Entries provided —
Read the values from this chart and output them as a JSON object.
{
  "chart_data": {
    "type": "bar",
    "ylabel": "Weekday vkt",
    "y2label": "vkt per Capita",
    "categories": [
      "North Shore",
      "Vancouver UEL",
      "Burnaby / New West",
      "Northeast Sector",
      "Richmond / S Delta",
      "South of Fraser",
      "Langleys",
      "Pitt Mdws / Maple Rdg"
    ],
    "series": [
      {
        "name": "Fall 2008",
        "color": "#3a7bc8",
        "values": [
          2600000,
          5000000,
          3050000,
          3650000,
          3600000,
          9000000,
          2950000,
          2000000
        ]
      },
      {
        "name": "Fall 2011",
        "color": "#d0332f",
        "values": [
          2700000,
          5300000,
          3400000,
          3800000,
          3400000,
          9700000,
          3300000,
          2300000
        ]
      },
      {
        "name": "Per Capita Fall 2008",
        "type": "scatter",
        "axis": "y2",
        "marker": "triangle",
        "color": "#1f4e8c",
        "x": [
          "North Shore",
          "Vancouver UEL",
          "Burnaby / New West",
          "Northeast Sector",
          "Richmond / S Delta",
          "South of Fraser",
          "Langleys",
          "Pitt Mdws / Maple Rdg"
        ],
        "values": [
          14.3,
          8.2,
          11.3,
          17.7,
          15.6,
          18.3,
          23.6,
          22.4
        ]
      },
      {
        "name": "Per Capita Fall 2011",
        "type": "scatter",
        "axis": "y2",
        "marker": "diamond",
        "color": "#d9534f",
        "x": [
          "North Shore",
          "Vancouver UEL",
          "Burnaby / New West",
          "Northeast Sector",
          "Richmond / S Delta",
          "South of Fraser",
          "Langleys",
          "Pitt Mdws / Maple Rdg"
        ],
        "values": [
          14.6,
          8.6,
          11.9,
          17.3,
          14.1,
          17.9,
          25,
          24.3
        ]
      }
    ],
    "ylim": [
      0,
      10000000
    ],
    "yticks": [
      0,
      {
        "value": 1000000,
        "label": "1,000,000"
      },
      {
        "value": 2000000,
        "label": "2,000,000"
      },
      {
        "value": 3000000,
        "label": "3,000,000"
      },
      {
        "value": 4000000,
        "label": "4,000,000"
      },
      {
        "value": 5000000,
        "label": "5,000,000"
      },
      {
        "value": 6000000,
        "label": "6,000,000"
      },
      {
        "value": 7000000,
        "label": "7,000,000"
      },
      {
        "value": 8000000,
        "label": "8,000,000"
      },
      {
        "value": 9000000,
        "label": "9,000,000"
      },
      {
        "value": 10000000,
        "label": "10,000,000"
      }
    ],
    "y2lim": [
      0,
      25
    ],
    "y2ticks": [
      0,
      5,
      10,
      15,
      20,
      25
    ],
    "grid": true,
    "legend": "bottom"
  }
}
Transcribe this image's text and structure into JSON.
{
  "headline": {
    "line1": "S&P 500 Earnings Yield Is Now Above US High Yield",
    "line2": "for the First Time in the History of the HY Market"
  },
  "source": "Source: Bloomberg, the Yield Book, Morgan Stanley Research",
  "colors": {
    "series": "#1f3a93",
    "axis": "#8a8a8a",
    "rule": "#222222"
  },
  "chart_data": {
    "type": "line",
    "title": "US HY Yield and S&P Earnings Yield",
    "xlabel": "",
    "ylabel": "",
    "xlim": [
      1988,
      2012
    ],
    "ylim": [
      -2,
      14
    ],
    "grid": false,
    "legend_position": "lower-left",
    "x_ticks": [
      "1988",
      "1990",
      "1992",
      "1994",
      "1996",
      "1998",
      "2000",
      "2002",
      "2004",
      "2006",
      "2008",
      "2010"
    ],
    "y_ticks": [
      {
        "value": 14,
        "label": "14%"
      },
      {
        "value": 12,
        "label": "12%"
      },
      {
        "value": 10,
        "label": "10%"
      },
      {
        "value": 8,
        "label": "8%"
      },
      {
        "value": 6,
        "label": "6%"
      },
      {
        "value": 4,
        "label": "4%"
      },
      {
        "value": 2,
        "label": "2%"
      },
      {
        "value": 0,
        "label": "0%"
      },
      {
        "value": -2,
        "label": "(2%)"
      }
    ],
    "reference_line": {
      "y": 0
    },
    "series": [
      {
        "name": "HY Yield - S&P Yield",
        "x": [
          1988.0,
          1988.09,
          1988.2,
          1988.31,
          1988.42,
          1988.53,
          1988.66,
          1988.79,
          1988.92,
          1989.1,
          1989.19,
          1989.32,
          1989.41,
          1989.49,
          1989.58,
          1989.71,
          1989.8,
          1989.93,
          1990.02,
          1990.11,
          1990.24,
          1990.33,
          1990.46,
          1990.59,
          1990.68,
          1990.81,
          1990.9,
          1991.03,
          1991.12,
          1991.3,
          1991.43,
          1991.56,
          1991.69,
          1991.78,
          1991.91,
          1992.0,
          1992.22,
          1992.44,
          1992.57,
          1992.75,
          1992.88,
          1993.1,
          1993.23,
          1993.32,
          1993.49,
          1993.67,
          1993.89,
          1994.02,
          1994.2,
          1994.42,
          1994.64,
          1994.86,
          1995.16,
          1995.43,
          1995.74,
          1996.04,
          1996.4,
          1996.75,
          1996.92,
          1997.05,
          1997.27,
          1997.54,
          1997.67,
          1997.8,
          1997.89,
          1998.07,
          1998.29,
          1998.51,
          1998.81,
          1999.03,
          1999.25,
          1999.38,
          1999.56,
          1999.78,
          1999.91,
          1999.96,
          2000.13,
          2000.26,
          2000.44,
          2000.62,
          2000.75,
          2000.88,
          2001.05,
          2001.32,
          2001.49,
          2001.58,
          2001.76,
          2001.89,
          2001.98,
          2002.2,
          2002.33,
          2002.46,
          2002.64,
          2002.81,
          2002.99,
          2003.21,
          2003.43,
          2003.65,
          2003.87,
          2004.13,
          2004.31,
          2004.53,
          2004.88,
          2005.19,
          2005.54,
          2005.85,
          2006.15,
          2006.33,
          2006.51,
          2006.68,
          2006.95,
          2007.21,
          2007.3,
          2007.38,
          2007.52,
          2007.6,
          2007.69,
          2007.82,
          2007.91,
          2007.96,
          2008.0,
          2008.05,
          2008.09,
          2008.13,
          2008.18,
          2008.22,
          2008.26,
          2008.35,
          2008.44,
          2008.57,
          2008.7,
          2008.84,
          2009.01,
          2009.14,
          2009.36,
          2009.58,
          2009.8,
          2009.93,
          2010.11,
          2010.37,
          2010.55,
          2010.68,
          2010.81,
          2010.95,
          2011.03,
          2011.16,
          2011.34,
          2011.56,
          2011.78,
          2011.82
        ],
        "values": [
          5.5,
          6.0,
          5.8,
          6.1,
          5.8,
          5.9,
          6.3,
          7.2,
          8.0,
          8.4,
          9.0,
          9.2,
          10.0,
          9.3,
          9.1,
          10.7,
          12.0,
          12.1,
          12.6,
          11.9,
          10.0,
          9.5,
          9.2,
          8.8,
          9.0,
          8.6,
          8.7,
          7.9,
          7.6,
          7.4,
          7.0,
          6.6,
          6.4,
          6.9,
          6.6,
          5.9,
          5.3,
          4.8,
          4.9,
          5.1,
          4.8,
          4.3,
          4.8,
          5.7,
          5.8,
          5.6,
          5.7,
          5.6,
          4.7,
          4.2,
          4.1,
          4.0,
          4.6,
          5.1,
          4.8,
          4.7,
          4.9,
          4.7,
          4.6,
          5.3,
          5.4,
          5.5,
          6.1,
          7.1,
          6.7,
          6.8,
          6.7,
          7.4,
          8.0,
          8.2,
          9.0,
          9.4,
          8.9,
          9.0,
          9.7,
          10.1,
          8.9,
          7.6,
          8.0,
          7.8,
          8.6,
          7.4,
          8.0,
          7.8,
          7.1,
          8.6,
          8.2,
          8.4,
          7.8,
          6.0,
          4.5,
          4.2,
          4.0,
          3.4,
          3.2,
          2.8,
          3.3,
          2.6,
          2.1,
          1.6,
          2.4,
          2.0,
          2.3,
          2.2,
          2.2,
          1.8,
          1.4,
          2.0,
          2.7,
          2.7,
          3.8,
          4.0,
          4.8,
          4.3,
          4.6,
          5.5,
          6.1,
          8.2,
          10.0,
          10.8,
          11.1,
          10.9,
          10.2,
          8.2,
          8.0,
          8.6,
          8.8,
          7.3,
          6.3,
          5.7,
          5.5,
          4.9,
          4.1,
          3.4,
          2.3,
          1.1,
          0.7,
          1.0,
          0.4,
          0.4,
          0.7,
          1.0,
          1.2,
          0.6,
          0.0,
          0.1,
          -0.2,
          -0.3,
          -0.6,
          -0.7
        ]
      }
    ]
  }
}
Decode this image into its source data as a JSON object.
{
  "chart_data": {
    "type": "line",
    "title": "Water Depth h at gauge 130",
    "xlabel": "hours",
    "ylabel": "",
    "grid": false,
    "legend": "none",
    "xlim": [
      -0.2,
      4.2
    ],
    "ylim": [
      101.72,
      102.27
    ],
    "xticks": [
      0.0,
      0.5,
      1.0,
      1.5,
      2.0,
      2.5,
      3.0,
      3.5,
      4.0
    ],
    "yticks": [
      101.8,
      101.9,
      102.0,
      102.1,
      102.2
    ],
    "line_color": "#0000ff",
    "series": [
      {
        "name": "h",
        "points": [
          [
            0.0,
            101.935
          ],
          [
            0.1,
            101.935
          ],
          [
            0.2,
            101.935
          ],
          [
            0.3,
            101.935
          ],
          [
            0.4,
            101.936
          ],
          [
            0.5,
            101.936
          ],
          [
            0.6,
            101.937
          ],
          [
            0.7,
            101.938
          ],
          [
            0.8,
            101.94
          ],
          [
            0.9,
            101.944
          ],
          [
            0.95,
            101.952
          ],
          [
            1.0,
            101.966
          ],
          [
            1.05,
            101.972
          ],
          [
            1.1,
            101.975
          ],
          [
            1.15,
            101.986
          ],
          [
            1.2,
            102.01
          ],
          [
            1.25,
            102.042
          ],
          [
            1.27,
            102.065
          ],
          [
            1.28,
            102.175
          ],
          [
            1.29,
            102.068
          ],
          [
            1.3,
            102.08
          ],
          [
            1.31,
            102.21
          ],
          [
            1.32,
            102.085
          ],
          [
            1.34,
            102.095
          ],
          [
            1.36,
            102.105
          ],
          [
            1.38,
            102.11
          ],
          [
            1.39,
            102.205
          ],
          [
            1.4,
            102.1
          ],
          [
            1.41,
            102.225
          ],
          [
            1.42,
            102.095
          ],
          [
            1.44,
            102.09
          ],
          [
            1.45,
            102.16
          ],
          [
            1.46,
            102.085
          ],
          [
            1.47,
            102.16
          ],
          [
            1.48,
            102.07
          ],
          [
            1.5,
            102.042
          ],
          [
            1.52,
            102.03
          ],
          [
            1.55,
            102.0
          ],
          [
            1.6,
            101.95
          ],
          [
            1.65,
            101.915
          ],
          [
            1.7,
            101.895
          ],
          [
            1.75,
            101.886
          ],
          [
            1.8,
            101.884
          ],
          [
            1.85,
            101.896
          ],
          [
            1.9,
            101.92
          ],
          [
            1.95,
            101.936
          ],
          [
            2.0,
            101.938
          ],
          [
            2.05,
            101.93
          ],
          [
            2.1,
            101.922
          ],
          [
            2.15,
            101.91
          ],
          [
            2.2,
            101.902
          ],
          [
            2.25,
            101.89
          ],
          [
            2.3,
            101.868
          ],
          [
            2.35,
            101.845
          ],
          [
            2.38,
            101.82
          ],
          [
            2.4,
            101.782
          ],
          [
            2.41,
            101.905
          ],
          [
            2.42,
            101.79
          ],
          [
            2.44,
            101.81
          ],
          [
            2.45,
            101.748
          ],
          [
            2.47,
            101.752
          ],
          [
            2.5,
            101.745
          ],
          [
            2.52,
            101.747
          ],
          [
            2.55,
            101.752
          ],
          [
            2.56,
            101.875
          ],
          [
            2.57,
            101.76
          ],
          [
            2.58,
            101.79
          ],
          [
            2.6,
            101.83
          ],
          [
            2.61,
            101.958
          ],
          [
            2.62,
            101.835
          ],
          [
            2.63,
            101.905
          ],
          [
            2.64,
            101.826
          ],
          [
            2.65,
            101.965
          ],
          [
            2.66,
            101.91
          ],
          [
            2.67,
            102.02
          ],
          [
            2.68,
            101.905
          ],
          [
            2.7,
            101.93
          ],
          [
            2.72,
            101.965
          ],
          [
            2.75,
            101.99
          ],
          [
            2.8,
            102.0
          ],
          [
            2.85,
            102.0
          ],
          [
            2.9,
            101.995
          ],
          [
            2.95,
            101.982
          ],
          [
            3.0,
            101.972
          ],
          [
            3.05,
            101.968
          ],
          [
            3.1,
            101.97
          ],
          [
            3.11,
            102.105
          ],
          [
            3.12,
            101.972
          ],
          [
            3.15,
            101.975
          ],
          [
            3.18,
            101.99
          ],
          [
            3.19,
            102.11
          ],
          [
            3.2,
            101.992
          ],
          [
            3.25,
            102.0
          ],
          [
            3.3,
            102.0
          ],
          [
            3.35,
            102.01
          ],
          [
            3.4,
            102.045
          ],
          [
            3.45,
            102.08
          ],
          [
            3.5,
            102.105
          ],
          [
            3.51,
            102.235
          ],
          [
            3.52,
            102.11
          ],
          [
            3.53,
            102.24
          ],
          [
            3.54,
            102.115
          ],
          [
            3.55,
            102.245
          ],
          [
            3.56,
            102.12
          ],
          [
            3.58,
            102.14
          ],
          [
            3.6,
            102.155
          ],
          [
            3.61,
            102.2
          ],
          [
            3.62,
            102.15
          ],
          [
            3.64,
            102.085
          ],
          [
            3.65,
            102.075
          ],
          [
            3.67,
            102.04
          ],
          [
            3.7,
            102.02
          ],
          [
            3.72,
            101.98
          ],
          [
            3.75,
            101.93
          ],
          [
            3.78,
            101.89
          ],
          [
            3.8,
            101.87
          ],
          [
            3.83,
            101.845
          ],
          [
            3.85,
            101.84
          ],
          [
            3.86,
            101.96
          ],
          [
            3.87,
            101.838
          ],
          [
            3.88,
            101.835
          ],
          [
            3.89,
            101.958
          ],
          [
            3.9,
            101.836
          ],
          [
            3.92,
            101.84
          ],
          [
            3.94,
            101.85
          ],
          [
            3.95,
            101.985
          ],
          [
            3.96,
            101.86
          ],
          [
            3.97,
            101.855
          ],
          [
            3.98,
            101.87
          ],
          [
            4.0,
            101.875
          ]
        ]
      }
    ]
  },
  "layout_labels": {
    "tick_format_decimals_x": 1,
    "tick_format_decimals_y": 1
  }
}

What to produce —
Find the word "Fall" and list each line it appears in.

Reply to the task —
        "name": "Fall 2008",
        "name": "Fall 2011",
        "name": "Per Capita Fall 2008",
        "name": "Per Capita Fall 2011",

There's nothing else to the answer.